> _PROMPT_:
Output every line of the data exactly as it appears.

> _INFORMATION SUPPLIED_:
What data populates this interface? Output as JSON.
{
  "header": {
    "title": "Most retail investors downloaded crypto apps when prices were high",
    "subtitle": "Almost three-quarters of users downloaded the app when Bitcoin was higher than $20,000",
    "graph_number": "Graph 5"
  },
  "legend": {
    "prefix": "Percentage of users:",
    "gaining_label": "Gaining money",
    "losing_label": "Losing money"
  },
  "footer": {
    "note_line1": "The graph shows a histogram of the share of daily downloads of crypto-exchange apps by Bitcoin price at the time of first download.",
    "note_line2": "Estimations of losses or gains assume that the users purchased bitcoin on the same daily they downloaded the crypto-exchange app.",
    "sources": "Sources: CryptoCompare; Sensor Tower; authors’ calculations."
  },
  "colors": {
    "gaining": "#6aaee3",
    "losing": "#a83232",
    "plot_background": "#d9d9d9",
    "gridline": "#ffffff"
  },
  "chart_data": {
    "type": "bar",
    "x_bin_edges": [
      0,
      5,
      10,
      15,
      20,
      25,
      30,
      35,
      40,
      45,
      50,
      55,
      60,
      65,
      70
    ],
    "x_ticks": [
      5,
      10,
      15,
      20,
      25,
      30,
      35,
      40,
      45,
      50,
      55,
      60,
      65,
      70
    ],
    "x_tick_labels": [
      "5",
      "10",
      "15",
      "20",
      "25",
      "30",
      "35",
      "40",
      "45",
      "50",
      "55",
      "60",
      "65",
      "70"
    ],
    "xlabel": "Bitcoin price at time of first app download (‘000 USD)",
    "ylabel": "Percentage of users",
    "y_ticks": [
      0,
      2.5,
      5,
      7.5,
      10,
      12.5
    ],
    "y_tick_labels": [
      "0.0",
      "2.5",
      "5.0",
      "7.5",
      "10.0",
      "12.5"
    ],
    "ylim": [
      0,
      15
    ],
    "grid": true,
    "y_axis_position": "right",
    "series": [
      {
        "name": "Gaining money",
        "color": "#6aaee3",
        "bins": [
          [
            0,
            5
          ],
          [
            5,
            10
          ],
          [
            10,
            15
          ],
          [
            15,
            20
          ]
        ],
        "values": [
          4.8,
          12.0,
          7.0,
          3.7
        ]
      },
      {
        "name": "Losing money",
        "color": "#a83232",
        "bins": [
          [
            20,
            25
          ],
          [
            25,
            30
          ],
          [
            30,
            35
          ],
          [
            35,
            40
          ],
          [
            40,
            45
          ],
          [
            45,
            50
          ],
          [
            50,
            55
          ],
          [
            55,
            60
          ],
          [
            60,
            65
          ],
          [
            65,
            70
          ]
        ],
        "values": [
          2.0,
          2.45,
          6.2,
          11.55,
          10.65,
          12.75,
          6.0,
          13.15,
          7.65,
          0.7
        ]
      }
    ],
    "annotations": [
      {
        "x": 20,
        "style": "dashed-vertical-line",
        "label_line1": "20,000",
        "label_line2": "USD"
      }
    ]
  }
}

> _SOLUTION FOR THIS EXERCISE_:
What data populates this interface? Output as JSON.
{
  "header": {
    "title": "Most retail investors downloaded crypto apps when prices were high",
    "subtitle": "Almost three-quarters of users downloaded the app when Bitcoin was higher than $20,000",
    "graph_number": "Graph 5"
  },
  "legend": {
    "prefix": "Percentage of users:",
    "gaining_label": "Gaining money",
    "losing_label": "Losing money"
  },
  "footer": {
    "note_line1": "The graph shows a histogram of the share of daily downloads of crypto-exchange apps by Bitcoin price at the time of first download.",
    "note_line2": "Estimations of losses or gains assume that the users purchased bitcoin on the same daily they downloaded the crypto-exchange app.",
    "sources": "Sources: CryptoCompare; Sensor Tower; authors’ calculations."
  },
  "colors": {
    "gaining": "#6aaee3",
    "losing": "#a83232",
    "plot_background": "#d9d9d9",
    "gridline": "#ffffff"
  },
  "chart_data": {
    "type": "bar",
    "x_bin_edges": [
      0,
      5,
      10,
      15,
      20,
      25,
      30,
      35,
      40,
      45,
      50,
      55,
      60,
      65,
      70
    ],
    "x_ticks": [
      5,
      10,
      15,
      20,
      25,
      30,
      35,
      40,
      45,
      50,
      55,
      60,
      65,
      70
    ],
    "x_tick_labels": [
      "5",
      "10",
      "15",
      "20",
      "25",
      "30",
      "35",
      "40",
      "45",
      "50",
      "55",
      "60",
      "65",
      "70"
    ],
    "xlabel": "Bitcoin price at time of first app download (‘000 USD)",
    "ylabel": "Percentage of users",
    "y_ticks": [
      0,
      2.5,
      5,
      7.5,
      10,
      12.5
    ],
    "y_tick_labels": [
      "0.0",
      "2.5",
      "5.0",
      "7.5",
      "10.0",
      "12.5"
    ],
    "ylim": [
      0,
      15
    ],
    "grid": true,
    "y_axis_position": "right",
    "series": [
      {
        "name": "Gaining money",
        "color": "#6aaee3",
        "bins": [
          [
            0,
            5
          ],
          [
            5,
            10
          ],
          [
            10,
            15
          ],
          [
            15,
            20
          ]
        ],
        "values": [
          4.8,
          12.0,
          7.0,
          3.7
        ]
      },
      {
        "name": "Losing money",
        "color": "#a83232",
        "bins": [
          [
            20,
            25
          ],
          [
            25,
            30
          ],
          [
            30,
            35
          ],
          [
            35,
            40
          ],
          [
            40,
            45
          ],
          [
            45,
            50
          ],
          [
            50,
            55
          ],
          [
            55,
            60
          ],
          [
            60,
            65
          ],
          [
            65,
            70
          ]
        ],
        "values": [
          2.0,
          2.45,
          6.2,
          11.55,
          10.65,
          12.75,
          6.0,
          13.15,
          7.65,
          0.7
        ]
      }
    ],
    "annotations": [
      {
        "x": 20,
        "style": "dashed-vertical-line",
        "label_line1": "20,000",
        "label_line2": "USD"
      }
    ]
  }
}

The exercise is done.